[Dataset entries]
START

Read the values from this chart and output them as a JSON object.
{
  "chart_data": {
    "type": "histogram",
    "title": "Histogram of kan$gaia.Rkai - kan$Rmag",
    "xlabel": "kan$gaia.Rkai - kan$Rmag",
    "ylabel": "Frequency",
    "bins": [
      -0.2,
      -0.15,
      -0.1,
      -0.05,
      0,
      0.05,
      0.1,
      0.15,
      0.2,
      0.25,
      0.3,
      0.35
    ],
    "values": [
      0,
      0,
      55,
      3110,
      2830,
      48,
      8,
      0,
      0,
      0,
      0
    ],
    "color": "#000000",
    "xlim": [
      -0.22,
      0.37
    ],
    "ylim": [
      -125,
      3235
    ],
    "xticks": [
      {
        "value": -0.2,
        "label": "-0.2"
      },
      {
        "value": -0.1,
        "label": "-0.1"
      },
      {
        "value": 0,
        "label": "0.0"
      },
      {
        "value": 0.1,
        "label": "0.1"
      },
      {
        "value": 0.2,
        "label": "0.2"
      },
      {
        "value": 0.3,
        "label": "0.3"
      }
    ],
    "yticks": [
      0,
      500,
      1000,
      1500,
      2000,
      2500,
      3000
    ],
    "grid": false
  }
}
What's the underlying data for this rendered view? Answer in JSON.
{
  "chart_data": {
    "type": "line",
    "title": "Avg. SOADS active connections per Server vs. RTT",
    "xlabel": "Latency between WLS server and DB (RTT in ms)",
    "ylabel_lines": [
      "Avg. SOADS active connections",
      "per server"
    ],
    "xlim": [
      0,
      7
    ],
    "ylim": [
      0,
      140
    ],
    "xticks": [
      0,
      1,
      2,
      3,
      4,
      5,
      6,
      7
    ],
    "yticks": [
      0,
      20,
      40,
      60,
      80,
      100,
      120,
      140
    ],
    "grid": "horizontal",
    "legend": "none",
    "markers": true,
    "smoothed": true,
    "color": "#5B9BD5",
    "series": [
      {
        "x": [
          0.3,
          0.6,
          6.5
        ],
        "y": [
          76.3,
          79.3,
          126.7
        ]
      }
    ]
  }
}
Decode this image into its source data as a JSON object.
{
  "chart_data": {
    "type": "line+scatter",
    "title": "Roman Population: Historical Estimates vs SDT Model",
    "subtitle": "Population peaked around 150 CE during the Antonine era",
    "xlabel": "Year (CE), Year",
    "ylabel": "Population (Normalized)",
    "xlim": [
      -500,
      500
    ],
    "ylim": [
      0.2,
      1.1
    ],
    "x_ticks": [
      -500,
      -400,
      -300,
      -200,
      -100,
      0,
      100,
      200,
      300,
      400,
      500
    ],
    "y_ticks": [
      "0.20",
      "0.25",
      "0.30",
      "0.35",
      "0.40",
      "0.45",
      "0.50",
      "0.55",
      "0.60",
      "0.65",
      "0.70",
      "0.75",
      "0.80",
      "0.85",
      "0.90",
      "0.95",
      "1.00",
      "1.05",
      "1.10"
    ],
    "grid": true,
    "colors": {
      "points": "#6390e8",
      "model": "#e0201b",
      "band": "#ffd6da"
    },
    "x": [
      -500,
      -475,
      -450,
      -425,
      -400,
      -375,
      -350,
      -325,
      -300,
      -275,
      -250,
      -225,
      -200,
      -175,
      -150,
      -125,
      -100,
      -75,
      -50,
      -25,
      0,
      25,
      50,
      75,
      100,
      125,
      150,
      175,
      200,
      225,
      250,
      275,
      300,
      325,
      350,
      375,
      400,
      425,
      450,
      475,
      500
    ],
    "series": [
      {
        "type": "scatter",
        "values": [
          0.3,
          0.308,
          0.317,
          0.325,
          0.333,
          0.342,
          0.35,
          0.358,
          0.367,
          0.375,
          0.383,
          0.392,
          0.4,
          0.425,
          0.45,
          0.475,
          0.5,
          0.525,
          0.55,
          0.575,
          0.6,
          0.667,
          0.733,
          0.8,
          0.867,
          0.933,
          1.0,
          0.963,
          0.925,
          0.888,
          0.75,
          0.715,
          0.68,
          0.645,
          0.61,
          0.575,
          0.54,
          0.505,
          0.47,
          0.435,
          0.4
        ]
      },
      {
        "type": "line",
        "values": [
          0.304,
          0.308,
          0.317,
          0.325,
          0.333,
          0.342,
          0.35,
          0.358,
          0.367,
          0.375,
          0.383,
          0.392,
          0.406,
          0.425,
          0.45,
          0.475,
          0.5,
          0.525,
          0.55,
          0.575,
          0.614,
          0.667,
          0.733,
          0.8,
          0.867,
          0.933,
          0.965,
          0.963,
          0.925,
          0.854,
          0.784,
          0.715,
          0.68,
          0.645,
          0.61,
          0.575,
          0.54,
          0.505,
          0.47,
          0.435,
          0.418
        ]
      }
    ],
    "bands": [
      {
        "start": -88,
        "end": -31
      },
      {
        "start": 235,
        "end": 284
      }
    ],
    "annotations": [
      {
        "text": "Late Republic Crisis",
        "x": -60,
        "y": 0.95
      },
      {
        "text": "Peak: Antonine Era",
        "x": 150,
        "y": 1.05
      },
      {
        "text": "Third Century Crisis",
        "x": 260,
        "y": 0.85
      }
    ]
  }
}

END

- Directions
Extract each entry in full, exactly as given.

- Answer below
Read the values from this chart and output them as a JSON object.
{
  "chart_data": {
    "type": "histogram",
    "title": "Histogram of kan$gaia.Rkai - kan$Rmag",
    "xlabel": "kan$gaia.Rkai - kan$Rmag",
    "ylabel": "Frequency",
    "bins": [
      -0.2,
      -0.15,
      -0.1,
      -0.05,
      0,
      0.05,
      0.1,
      0.15,
      0.2,
      0.25,
      0.3,
      0.35
    ],
    "values": [
      0,
      0,
      55,
      3110,
      2830,
      48,
      8,
      0,
      0,
      0,
      0
    ],
    "color": "#000000",
    "xlim": [
      -0.22,
      0.37
    ],
    "ylim": [
      -125,
      3235
    ],
    "xticks": [
      {
        "value": -0.2,
        "label": "-0.2"
      },
      {
        "value": -0.1,
        "label": "-0.1"
      },
      {
        "value": 0,
        "label": "0.0"
      },
      {
        "value": 0.1,
        "label": "0.1"
      },
      {
        "value": 0.2,
        "label": "0.2"
      },
      {
        "value": 0.3,
        "label": "0.3"
      }
    ],
    "yticks": [
      0,
      500,
      1000,
      1500,
      2000,
      2500,
      3000
    ],
    "grid": false
  }
}
What's the underlying data for this rendered view? Answer in JSON.
{
  "chart_data": {
    "type": "line",
    "title": "Avg. SOADS active connections per Server vs. RTT",
    "xlabel": "Latency between WLS server and DB (RTT in ms)",
    "ylabel_lines": [
      "Avg. SOADS active connections",
      "per server"
    ],
    "xlim": [
      0,
      7
    ],
    "ylim": [
      0,
      140
    ],
    "xticks": [
      0,
      1,
      2,
      3,
      4,
      5,
      6,
      7
    ],
    "yticks": [
      0,
      20,
      40,
      60,
      80,
      100,
      120,
      140
    ],
    "grid": "horizontal",
    "legend": "none",
    "markers": true,
    "smoothed": true,
    "color": "#5B9BD5",
    "series": [
      {
        "x": [
          0.3,
          0.6,
          6.5
        ],
        "y": [
          76.3,
          79.3,
          126.7
        ]
      }
    ]
  }
}
Decode this image into its source data as a JSON object.
{
  "chart_data": {
    "type": "line+scatter",
    "title": "Roman Population: Historical Estimates vs SDT Model",
    "subtitle": "Population peaked around 150 CE during the Antonine era",
    "xlabel": "Year (CE), Year",
    "ylabel": "Population (Normalized)",
    "xlim": [
      -500,
      500
    ],
    "ylim": [
      0.2,
      1.1
    ],
    "x_ticks": [
      -500,
      -400,
      -300,
      -200,
      -100,
      0,
      100,
      200,
      300,
      400,
      500
    ],
    "y_ticks": [
      "0.20",
      "0.25",
      "0.30",
      "0.35",
      "0.40",
      "0.45",
      "0.50",
      "0.55",
      "0.60",
      "0.65",
      "0.70",
      "0.75",
      "0.80",
      "0.85",
      "0.90",
      "0.95",
      "1.00",
      "1.05",
      "1.10"
    ],
    "grid": true,
    "colors": {
      "points": "#6390e8",
      "model": "#e0201b",
      "band": "#ffd6da"
    },
    "x": [
      -500,
      -475,
      -450,
      -425,
      -400,
      -375,
      -350,
      -325,
      -300,
      -275,
      -250,
      -225,
      -200,
      -175,
      -150,
      -125,
      -100,
      -75,
      -50,
      -25,
      0,
      25,
      50,
      75,
      100,
      125,
      150,
      175,
      200,
      225,
      250,
      275,
      300,
      325,
      350,
      375,
      400,
      425,
      450,
      475,
      500
    ],
    "series": [
      {
        "type": "scatter",
        "values": [
          0.3,
          0.308,
          0.317,
          0.325,
          0.333,
          0.342,
          0.35,
          0.358,
          0.367,
          0.375,
          0.383,
          0.392,
          0.4,
          0.425,
          0.45,
          0.475,
          0.5,
          0.525,
          0.55,
          0.575,
          0.6,
          0.667,
          0.733,
          0.8,
          0.867,
          0.933,
          1.0,
          0.963,
          0.925,
          0.888,
          0.75,
          0.715,
          0.68,
          0.645,
          0.61,
          0.575,
          0.54,
          0.505,
          0.47,
          0.435,
          0.4
        ]
      },
      {
        "type": "line",
        "values": [
          0.304,
          0.308,
          0.317,
          0.325,
          0.333,
          0.342,
          0.35,
          0.358,
          0.367,
          0.375,
          0.383,
          0.392,
          0.406,
          0.425,
          0.45,
          0.475,
          0.5,
          0.525,
          0.55,
          0.575,
          0.614,
          0.667,
          0.733,
          0.8,
          0.867,
          0.933,
          0.965,
          0.963,
          0.925,
          0.854,
          0.784,
          0.715,
          0.68,
          0.645,
          0.61,
          0.575,
          0.54,
          0.505,
          0.47,
          0.435,
          0.418
        ]
      }
    ],
    "bands": [
      {
        "start": -88,
        "end": -31
      },
      {
        "start": 235,
        "end": 284
      }
    ],
    "annotations": [
      {
        "text": "Late Republic Crisis",
        "x": -60,
        "y": 0.95
      },
      {
        "text": "Peak: Antonine Era",
        "x": 150,
        "y": 1.05
      },
      {
        "text": "Third Century Crisis",
        "x": 260,
        "y": 0.85
      }
    ]
  }
}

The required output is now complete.